## RECORDS PROVIDED:

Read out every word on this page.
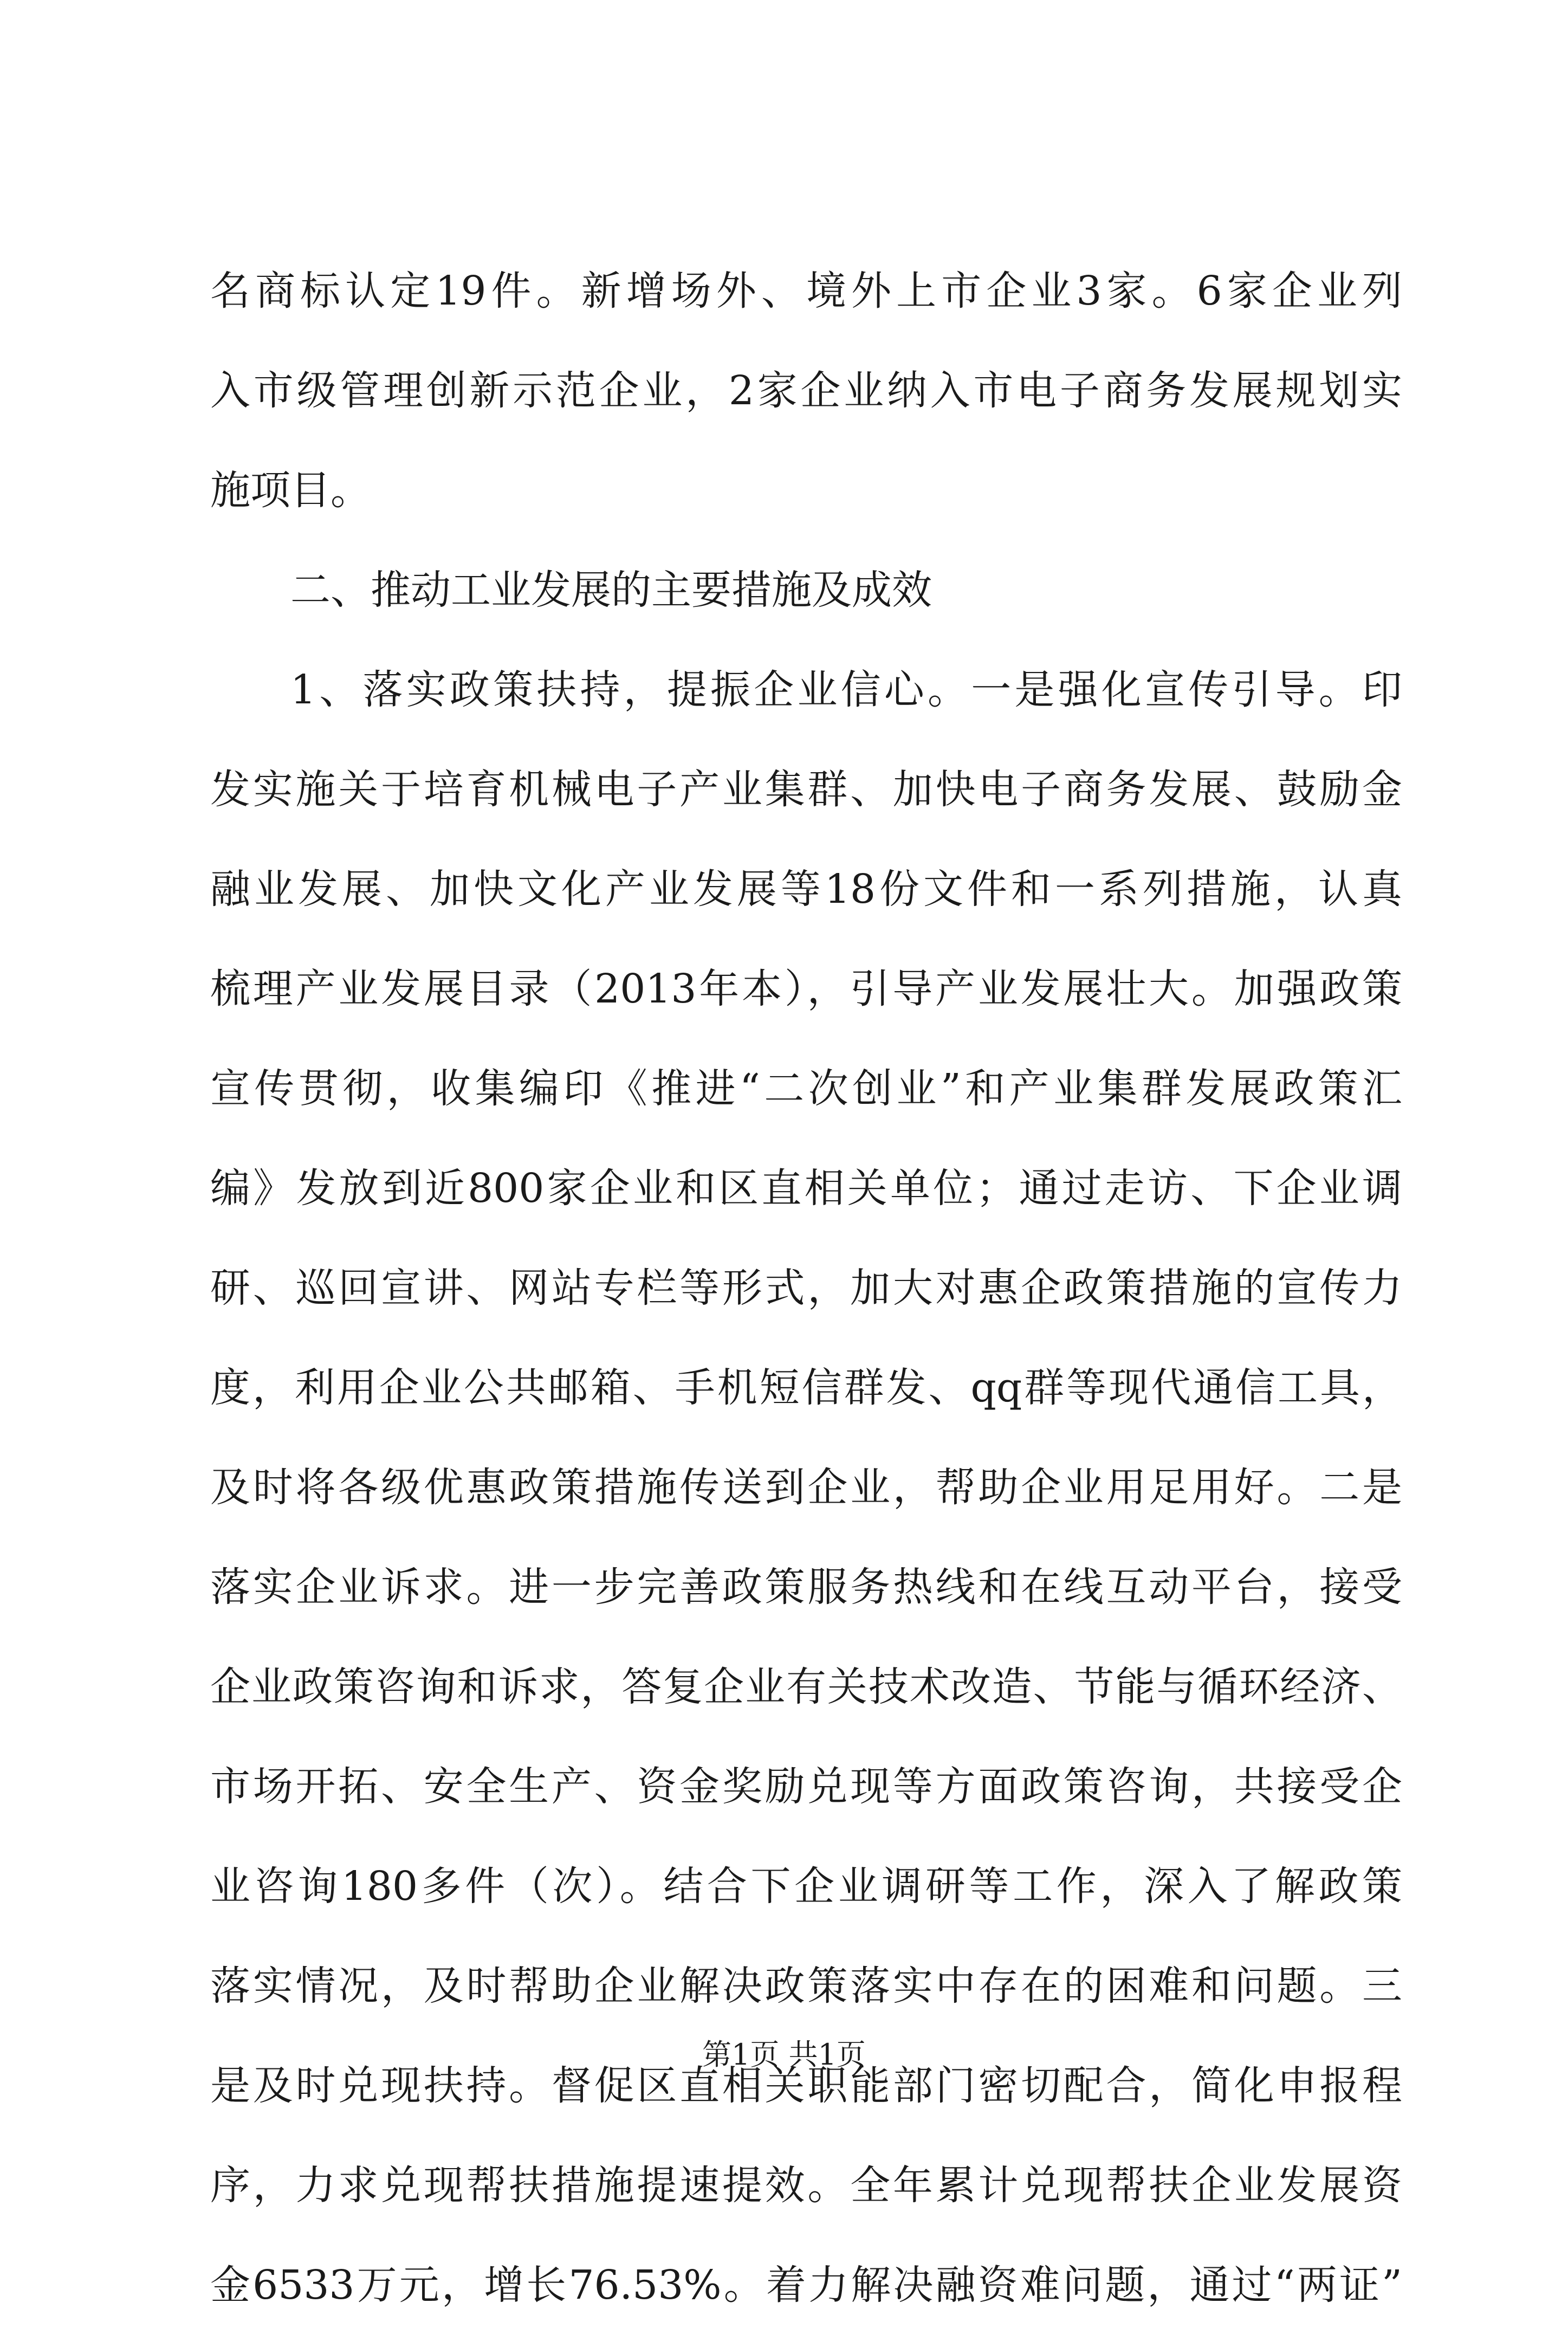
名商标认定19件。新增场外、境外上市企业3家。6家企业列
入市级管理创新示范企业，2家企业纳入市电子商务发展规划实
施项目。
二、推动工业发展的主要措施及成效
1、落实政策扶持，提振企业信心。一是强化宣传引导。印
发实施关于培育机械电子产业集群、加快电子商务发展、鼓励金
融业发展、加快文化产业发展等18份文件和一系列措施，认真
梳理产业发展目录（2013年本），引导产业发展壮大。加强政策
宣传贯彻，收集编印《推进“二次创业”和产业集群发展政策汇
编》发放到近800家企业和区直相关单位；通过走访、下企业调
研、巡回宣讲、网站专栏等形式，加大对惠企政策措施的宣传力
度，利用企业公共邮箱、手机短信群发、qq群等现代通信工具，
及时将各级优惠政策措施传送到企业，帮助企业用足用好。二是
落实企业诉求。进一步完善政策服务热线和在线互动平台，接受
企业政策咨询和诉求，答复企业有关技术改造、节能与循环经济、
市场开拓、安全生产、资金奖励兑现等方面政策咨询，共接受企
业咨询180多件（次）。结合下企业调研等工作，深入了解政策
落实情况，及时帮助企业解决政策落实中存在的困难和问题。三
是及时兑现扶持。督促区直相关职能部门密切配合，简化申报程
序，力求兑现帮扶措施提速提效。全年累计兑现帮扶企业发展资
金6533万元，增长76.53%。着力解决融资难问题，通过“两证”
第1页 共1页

## GIVEN PROBLEM:
Reproduce the listing word for word and omit its pictures.

## THE RESULT:
Read out every word on this page.
名商标认定19件。新增场外、境外上市企业3家。6家企业列
入市级管理创新示范企业，2家企业纳入市电子商务发展规划实
施项目。
二、推动工业发展的主要措施及成效
1、落实政策扶持，提振企业信心。一是强化宣传引导。印
发实施关于培育机械电子产业集群、加快电子商务发展、鼓励金
融业发展、加快文化产业发展等18份文件和一系列措施，认真
梳理产业发展目录（2013年本），引导产业发展壮大。加强政策
宣传贯彻，收集编印《推进“二次创业”和产业集群发展政策汇
编》发放到近800家企业和区直相关单位；通过走访、下企业调
研、巡回宣讲、网站专栏等形式，加大对惠企政策措施的宣传力
度，利用企业公共邮箱、手机短信群发、qq群等现代通信工具，
及时将各级优惠政策措施传送到企业，帮助企业用足用好。二是
落实企业诉求。进一步完善政策服务热线和在线互动平台，接受
企业政策咨询和诉求，答复企业有关技术改造、节能与循环经济、
市场开拓、安全生产、资金奖励兑现等方面政策咨询，共接受企
业咨询180多件（次）。结合下企业调研等工作，深入了解政策
落实情况，及时帮助企业解决政策落实中存在的困难和问题。三
是及时兑现扶持。督促区直相关职能部门密切配合，简化申报程
序，力求兑现帮扶措施提速提效。全年累计兑现帮扶企业发展资
金6533万元，增长76.53%。着力解决融资难问题，通过“两证”
第1页 共1页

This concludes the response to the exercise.